(WRITTEN REQUEST): Seek out every line containing the word "going", and copy each.

- - -

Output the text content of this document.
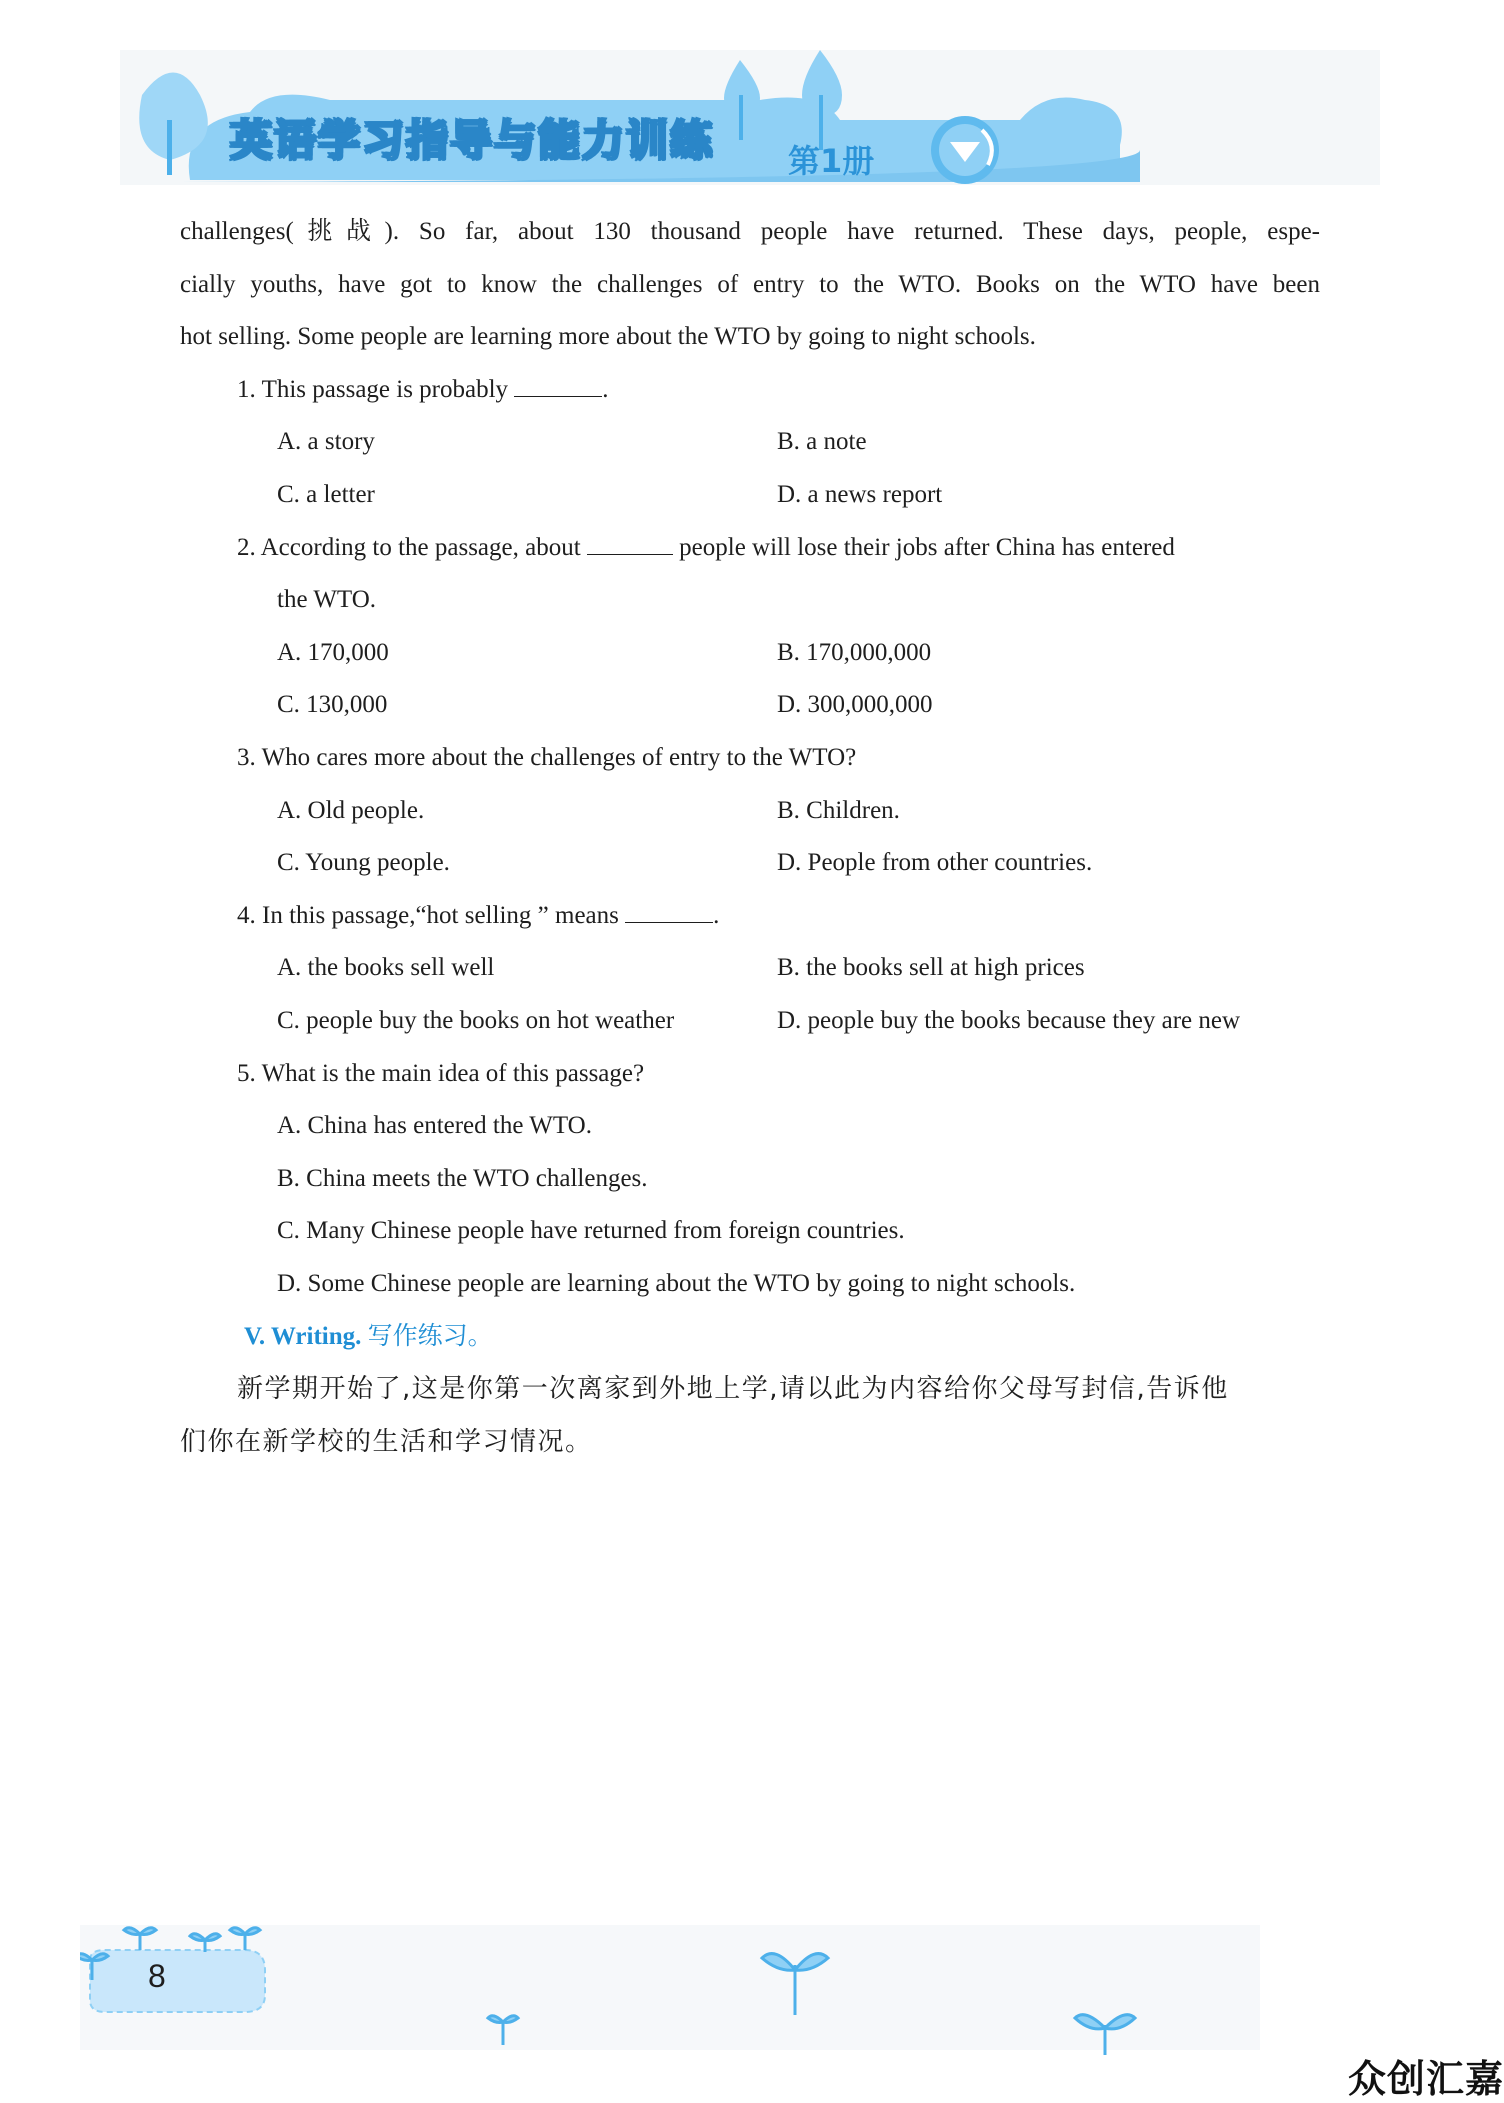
英语学习指导与能力训练 第1册
challenges(挑战). So far, about 130 thousand people have returned. These days, people, espe-
cially youths, have got to know the challenges of entry to the WTO. Books on the WTO have been
hot selling. Some people are learning more about the WTO by going to night schools.
1. This passage is probably	.
A. a story	B. a note
C. a letter	D. a news report
2. According to the passage, about	people will lose their jobs after China has entered
the WTO.
A. 170,000	B. 170,000,000
C. 130,000	D. 300,000,000
3. Who cares more about the challenges of entry to the WTO?
A. Old people.	B. Children.
C. Young people.	D. People from other countries.
4. In this passage,“hot selling ” means	.
A. the books sell well	B. the books sell at high prices
C. people buy the books on hot weather	D. people buy the books because they are new
5. What is the main idea of this passage?
A. China has entered the WTO.
B. China meets the WTO challenges.
C. Many Chinese people have returned from foreign countries.
D. Some Chinese people are learning about the WTO by going to night schools.
V. Writing. 写作练习。
新学期开始了,这是你第一次离家到外地上学,请以此为内容给你父母写封信,告诉他
们你在新学校的生活和学习情况。
8
众创汇嘉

- - -

(ANSWER FOR THE TASK):
hot selling. Some people are learning more about the WTO by going to night schools.
D. Some Chinese people are learning about the WTO by going to night schools.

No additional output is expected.